→ TASK DIRECTIONS
Pull every line containing the word "SigA" from the records.

Records that describe figures:

----

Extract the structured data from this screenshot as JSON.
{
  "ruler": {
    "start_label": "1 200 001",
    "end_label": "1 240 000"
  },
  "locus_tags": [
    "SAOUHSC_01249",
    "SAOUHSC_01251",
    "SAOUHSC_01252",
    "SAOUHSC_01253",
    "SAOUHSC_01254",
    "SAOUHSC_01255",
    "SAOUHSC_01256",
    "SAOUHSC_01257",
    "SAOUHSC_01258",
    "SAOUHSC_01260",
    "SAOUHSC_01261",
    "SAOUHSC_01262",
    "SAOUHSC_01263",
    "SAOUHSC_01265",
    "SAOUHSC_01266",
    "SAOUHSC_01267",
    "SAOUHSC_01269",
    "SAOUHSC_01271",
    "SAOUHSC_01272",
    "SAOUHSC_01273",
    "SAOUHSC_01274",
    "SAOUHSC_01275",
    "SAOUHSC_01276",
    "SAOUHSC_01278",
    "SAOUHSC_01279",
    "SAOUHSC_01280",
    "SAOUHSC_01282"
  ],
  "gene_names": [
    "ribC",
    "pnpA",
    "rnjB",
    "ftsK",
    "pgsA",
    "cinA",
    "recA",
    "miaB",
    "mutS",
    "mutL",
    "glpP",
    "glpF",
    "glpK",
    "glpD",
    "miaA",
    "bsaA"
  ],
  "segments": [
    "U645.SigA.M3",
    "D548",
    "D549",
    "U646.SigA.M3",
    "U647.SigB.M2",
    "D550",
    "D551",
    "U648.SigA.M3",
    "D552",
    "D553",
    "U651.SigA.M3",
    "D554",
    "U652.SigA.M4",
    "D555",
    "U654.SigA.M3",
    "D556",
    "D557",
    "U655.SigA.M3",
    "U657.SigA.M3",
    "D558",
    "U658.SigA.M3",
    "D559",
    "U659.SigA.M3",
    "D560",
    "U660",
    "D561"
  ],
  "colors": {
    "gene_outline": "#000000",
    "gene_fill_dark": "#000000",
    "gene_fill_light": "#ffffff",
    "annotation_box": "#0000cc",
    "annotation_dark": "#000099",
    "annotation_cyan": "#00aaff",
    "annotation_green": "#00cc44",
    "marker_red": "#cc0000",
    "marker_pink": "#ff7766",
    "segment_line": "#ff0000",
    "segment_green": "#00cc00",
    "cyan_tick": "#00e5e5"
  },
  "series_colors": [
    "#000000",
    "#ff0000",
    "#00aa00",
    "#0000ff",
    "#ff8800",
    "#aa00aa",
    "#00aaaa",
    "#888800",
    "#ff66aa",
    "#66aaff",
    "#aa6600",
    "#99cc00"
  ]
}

----

→ EXERCISE RESPONSE
    "U645.SigA.M3",
    "U646.SigA.M3",
    "U648.SigA.M3",
    "U651.SigA.M3",
    "U652.SigA.M4",
    "U654.SigA.M3",
    "U655.SigA.M3",
    "U657.SigA.M3",
    "U658.SigA.M3",
    "U659.SigA.M3",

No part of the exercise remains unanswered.